** SHORT TASK **
Could you reproduce the data below with each "Memory Storage" swapped for "Memory Usage" and nothing else altered?

• • • • •

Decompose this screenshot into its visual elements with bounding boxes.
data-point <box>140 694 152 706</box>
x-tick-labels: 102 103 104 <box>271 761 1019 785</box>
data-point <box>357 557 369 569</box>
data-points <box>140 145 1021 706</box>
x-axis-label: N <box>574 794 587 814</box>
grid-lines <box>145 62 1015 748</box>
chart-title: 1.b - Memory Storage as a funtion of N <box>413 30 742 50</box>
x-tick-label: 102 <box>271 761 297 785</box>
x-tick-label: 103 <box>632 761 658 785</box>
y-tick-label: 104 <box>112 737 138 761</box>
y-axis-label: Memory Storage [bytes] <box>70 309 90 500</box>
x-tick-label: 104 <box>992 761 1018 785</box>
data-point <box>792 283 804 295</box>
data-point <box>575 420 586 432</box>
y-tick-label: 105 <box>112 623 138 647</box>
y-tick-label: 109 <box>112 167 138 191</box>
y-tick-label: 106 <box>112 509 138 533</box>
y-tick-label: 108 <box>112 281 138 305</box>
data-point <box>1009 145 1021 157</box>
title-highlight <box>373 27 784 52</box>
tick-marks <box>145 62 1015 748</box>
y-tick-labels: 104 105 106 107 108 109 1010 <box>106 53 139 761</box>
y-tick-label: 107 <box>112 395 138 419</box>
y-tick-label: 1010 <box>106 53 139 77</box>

• • • • •

** RESULT FOR THIS EXERCISE **
Decompose this screenshot into its visual elements with bounding boxes.
data-point <box>140 694 152 706</box>
x-tick-labels: 102 103 104 <box>271 761 1019 785</box>
data-point <box>357 557 369 569</box>
data-points <box>140 145 1021 706</box>
x-axis-label: N <box>574 794 587 814</box>
grid-lines <box>145 62 1015 748</box>
chart-title: 1.b - Memory Usage as a funtion of N <box>413 30 742 50</box>
x-tick-label: 102 <box>271 761 297 785</box>
x-tick-label: 103 <box>632 761 658 785</box>
y-tick-label: 104 <box>112 737 138 761</box>
y-axis-label: Memory Usage [bytes] <box>70 309 90 500</box>
x-tick-label: 104 <box>992 761 1018 785</box>
data-point <box>792 283 804 295</box>
data-point <box>575 420 586 432</box>
y-tick-label: 105 <box>112 623 138 647</box>
y-tick-label: 109 <box>112 167 138 191</box>
y-tick-label: 106 <box>112 509 138 533</box>
y-tick-label: 108 <box>112 281 138 305</box>
data-point <box>1009 145 1021 157</box>
title-highlight <box>373 27 784 52</box>
tick-marks <box>145 62 1015 748</box>
y-tick-labels: 104 105 106 107 108 109 1010 <box>106 53 139 761</box>
y-tick-label: 107 <box>112 395 138 419</box>
y-tick-label: 1010 <box>106 53 139 77</box>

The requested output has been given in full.